### Available data

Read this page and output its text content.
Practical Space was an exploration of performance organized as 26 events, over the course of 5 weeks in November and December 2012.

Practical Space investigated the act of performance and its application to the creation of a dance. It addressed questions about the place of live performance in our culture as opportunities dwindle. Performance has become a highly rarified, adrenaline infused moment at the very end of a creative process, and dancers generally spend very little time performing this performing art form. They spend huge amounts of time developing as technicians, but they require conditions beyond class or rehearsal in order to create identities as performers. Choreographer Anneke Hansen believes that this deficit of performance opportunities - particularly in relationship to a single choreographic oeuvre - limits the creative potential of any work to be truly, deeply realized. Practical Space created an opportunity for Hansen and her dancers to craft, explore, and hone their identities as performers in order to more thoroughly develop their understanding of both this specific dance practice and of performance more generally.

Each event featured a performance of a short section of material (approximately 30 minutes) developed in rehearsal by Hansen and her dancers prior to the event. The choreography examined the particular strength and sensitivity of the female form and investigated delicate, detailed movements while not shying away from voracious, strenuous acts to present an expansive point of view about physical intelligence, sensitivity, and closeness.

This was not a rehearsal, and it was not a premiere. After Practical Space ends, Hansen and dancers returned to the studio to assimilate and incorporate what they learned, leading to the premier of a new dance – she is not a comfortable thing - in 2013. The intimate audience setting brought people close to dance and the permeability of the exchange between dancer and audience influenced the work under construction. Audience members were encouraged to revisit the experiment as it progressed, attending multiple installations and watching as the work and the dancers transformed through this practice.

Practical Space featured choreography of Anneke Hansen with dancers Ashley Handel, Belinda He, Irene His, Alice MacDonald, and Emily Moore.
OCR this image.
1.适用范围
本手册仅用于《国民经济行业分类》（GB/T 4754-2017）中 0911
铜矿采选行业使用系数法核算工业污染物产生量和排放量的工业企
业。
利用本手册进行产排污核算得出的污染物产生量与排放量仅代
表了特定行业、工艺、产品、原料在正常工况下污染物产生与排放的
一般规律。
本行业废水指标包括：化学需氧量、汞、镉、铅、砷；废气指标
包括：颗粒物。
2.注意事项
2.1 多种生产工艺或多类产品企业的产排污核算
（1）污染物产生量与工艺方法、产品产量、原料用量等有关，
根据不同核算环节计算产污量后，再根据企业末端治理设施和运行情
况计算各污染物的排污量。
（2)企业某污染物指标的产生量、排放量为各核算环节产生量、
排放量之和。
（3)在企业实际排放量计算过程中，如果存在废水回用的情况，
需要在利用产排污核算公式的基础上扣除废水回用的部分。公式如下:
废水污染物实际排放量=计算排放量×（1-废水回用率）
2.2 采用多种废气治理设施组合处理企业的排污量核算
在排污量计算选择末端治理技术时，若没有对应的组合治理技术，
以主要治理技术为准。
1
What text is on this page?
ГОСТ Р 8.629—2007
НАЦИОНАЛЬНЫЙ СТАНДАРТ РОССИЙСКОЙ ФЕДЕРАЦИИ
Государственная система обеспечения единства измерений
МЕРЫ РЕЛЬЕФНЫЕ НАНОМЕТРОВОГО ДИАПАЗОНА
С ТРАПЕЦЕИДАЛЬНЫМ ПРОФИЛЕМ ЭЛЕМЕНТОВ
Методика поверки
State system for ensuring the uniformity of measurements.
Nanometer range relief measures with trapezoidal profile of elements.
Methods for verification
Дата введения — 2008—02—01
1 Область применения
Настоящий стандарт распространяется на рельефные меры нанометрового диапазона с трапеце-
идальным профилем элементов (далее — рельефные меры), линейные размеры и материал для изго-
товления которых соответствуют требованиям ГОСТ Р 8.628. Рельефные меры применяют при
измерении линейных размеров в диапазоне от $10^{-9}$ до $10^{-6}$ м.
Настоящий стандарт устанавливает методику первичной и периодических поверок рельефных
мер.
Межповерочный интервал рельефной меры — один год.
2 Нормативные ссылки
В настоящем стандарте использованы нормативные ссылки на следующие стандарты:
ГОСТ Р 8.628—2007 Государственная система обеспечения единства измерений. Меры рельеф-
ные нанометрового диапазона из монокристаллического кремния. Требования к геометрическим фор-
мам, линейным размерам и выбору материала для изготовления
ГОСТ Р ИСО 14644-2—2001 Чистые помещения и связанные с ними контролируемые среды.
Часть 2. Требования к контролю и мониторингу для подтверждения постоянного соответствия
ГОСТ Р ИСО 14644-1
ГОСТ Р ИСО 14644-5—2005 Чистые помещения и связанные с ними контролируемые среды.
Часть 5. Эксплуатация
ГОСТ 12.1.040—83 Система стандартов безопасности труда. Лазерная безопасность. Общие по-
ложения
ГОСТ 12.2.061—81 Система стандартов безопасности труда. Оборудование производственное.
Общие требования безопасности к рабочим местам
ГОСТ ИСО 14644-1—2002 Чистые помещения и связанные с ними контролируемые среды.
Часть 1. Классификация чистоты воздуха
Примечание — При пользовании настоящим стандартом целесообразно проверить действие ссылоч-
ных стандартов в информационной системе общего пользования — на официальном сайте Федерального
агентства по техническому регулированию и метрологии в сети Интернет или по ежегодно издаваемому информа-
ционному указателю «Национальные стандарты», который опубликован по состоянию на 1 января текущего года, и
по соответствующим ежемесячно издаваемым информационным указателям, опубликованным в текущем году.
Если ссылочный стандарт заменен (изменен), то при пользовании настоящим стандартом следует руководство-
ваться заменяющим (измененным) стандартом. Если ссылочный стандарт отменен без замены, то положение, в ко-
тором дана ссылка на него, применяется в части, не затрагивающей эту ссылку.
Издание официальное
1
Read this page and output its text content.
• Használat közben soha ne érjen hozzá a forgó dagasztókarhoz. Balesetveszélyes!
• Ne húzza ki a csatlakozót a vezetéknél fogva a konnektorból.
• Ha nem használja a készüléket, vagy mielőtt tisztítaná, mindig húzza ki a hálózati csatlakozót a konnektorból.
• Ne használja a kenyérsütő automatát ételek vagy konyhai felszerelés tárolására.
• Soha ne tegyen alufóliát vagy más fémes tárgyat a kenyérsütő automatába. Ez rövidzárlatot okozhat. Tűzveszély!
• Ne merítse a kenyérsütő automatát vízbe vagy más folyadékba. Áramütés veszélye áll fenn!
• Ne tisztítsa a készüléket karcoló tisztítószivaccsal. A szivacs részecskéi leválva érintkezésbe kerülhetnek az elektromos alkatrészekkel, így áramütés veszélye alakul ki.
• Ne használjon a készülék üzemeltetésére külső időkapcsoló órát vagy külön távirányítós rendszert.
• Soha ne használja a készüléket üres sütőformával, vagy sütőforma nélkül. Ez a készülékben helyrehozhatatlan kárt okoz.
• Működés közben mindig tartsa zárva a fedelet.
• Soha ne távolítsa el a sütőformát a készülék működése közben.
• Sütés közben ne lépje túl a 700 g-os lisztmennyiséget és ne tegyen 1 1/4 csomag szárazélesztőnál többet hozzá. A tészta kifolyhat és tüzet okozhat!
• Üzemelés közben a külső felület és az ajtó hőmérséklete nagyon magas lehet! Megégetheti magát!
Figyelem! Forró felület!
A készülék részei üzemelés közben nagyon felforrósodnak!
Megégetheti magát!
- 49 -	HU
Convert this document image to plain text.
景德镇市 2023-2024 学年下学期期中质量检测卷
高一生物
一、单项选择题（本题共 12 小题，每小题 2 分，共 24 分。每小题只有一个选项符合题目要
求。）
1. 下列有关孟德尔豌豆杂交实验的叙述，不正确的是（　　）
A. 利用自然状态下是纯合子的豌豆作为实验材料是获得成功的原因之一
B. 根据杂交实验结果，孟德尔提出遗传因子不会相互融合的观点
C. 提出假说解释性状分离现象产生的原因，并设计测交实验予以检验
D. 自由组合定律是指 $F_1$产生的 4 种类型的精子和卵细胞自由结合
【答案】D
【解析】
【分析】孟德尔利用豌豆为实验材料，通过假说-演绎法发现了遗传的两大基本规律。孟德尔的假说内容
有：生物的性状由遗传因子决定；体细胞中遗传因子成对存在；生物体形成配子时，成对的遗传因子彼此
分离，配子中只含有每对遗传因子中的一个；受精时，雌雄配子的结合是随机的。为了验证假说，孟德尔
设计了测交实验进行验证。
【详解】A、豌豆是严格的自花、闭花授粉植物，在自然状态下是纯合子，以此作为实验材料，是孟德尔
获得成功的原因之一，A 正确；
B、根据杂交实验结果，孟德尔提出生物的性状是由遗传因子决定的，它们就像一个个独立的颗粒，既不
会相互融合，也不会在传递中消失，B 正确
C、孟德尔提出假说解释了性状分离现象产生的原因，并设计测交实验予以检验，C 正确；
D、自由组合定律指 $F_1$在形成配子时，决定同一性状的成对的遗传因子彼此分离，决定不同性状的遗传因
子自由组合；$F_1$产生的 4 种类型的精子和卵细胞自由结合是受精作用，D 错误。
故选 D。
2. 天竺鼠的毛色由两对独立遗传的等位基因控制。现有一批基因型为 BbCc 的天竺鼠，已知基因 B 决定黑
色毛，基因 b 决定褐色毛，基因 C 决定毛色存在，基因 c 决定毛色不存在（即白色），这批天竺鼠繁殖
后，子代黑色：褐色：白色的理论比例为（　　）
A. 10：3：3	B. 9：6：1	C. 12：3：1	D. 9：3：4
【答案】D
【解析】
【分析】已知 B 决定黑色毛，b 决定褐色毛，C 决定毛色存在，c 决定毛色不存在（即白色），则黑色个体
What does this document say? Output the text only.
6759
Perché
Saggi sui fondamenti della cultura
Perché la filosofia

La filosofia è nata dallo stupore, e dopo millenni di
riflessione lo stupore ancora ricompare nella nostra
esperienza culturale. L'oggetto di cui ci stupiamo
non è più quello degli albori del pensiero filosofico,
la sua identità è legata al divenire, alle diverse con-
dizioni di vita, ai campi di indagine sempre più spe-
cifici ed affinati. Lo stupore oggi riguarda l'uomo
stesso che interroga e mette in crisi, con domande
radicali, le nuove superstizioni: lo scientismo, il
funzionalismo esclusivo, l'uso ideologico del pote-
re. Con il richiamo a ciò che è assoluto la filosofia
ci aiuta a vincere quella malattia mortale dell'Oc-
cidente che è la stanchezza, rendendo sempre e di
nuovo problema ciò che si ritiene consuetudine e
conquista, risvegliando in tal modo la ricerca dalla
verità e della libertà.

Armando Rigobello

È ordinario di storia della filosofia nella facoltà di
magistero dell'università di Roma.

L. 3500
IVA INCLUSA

### Goal
Give again only the lines starting at the one that contains "What does this" and running to the end of the data.

### Expected output
What does this document say? Output the text only.
6759
Perché
Saggi sui fondamenti della cultura
Perché la filosofia

La filosofia è nata dallo stupore, e dopo millenni di
riflessione lo stupore ancora ricompare nella nostra
esperienza culturale. L'oggetto di cui ci stupiamo
non è più quello degli albori del pensiero filosofico,
la sua identità è legata al divenire, alle diverse con-
dizioni di vita, ai campi di indagine sempre più spe-
cifici ed affinati. Lo stupore oggi riguarda l'uomo
stesso che interroga e mette in crisi, con domande
radicali, le nuove superstizioni: lo scientismo, il
funzionalismo esclusivo, l'uso ideologico del pote-
re. Con il richiamo a ciò che è assoluto la filosofia
ci aiuta a vincere quella malattia mortale dell'Oc-
cidente che è la stanchezza, rendendo sempre e di
nuovo problema ciò che si ritiene consuetudine e
conquista, risvegliando in tal modo la ricerca dalla
verità e della libertà.

Armando Rigobello

È ordinario di storia della filosofia nella facoltà di
magistero dell'università di Roma.

L. 3500
IVA INCLUSA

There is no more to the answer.